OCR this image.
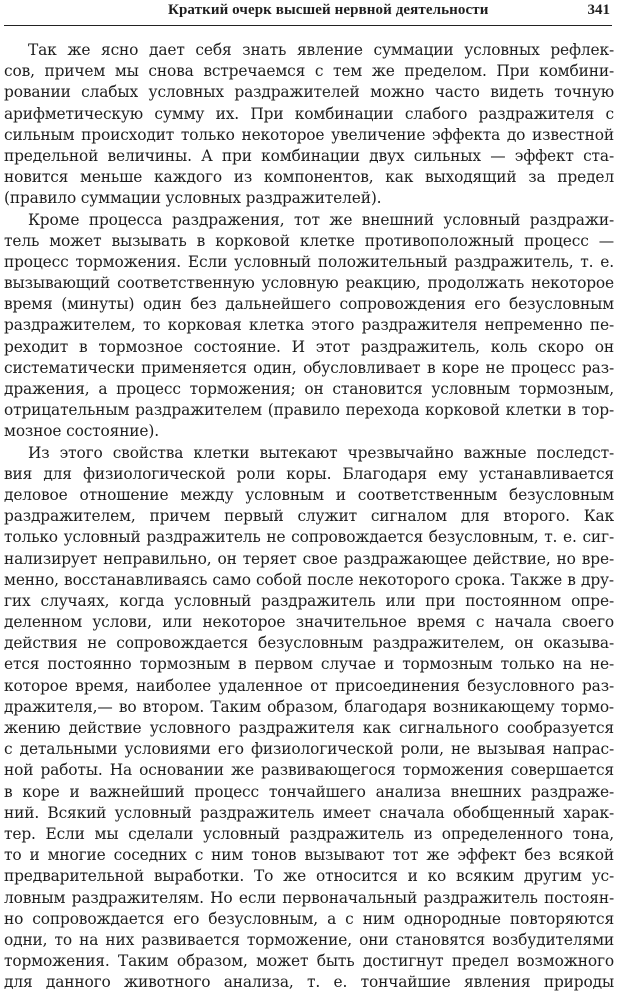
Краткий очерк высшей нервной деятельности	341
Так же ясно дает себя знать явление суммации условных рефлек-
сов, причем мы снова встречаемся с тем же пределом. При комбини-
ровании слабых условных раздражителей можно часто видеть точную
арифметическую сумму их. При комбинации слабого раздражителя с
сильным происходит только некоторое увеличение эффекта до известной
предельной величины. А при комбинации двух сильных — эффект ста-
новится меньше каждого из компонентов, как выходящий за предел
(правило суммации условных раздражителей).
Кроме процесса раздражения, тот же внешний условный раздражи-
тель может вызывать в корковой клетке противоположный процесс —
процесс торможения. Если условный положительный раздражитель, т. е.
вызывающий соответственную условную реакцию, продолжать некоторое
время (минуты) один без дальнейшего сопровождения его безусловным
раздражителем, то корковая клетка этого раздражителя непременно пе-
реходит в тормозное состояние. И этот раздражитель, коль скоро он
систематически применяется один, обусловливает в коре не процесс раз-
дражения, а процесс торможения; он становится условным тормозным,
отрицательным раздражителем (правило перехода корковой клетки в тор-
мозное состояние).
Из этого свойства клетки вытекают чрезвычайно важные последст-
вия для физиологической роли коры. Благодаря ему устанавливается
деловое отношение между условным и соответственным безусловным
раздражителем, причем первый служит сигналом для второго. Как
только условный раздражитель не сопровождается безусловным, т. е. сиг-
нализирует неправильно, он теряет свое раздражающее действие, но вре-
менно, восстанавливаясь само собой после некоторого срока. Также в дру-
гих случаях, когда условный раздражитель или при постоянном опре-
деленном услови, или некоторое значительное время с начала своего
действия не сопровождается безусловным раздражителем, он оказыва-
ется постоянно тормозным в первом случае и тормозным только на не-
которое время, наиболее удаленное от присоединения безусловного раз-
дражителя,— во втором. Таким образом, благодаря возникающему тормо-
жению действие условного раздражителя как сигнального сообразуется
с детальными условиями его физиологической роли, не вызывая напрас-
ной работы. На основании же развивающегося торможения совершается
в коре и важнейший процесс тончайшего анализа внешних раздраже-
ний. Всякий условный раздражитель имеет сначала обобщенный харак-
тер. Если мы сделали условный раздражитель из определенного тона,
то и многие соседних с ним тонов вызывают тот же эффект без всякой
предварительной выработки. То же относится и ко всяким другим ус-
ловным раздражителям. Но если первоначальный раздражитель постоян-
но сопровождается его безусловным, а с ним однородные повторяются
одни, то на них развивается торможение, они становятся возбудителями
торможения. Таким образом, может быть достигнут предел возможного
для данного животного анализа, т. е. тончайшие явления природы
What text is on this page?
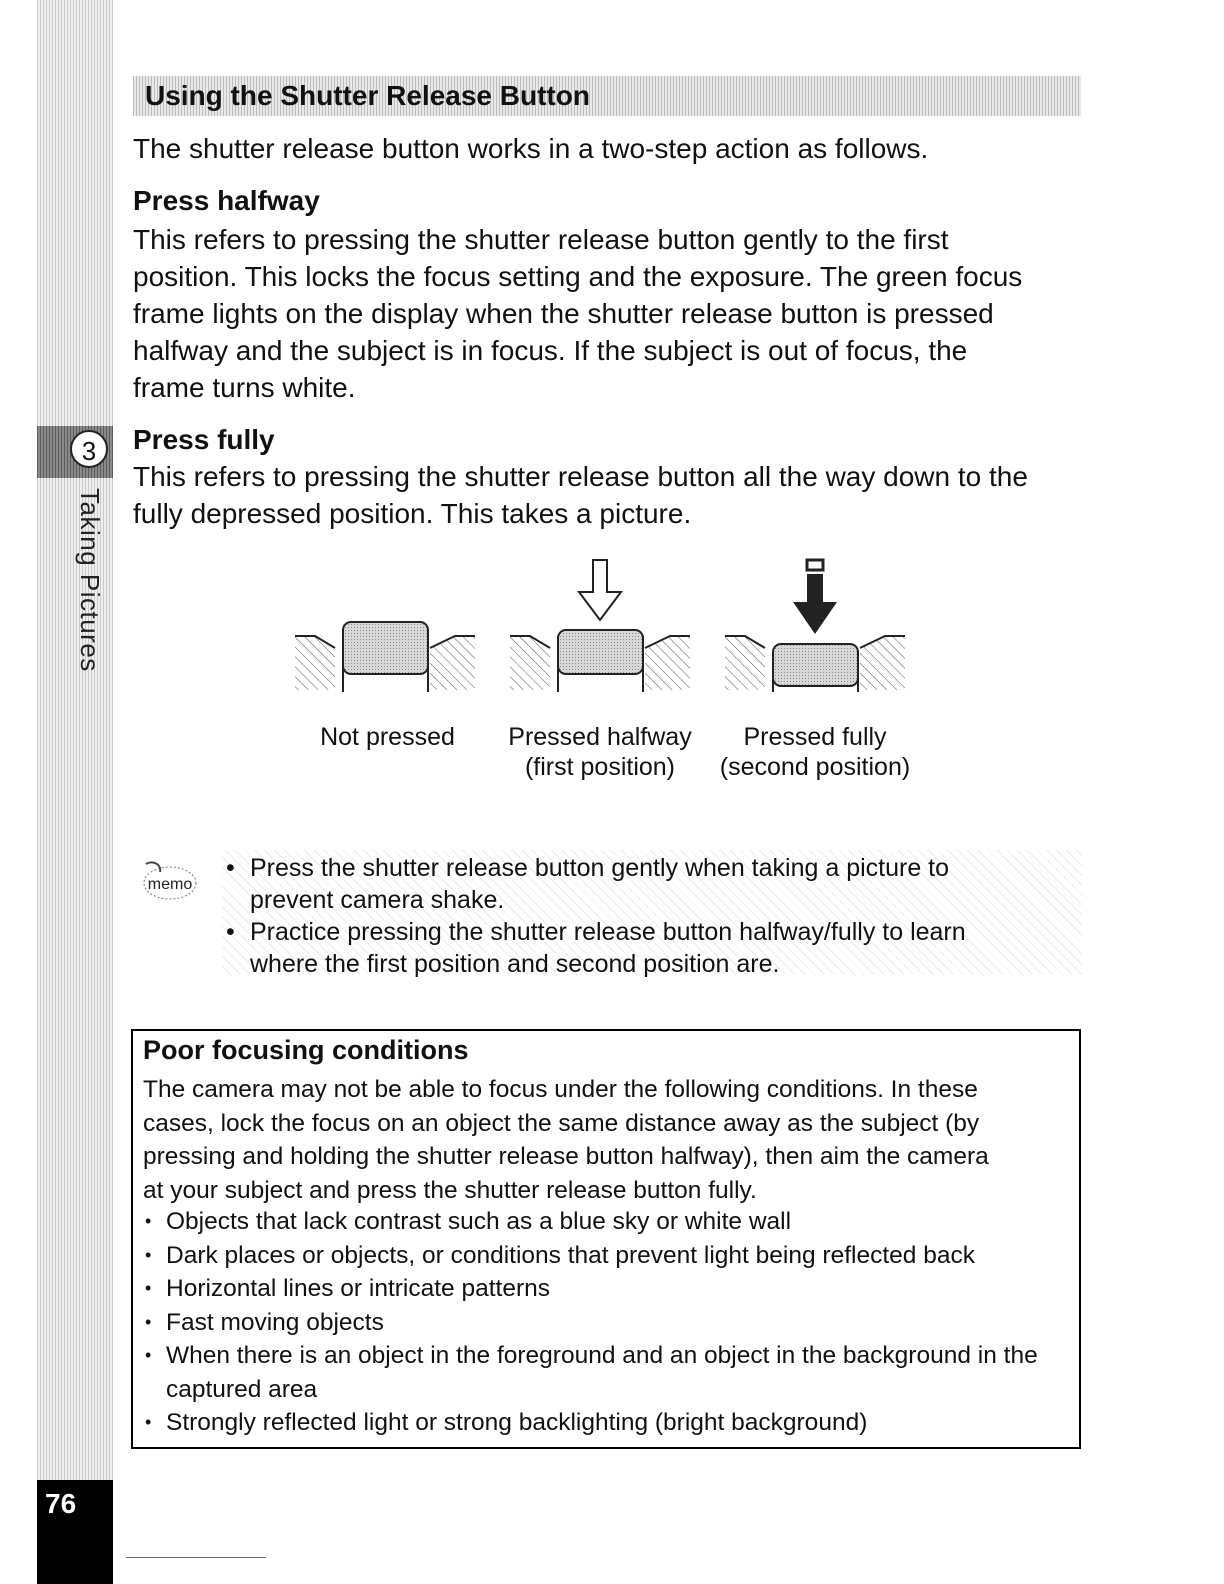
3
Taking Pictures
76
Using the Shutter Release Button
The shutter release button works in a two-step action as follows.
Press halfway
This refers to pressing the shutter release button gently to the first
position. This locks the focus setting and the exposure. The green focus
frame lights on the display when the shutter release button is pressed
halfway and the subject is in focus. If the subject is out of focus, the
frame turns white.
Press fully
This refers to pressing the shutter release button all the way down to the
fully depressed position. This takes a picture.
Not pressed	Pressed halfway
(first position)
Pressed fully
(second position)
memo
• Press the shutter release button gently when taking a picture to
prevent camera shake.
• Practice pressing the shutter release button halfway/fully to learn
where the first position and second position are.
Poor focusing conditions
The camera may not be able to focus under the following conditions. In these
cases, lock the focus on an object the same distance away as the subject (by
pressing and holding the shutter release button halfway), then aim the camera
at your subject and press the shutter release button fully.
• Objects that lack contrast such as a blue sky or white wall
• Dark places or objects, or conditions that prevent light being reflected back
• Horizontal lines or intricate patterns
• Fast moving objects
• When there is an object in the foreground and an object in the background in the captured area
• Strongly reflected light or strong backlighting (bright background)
◇ ◇ ◇
Problem:
Filter the data, keeping only the lines that contain "раздражителем".

Exercise response:
раздражителем, то корковая клетка этого раздражителя непременно пе-
отрицательным раздражителем (правило перехода корковой клетки в тор-
раздражителем, причем первый служит сигналом для второго. Как
действия не сопровождается безусловным раздражителем, он оказыва-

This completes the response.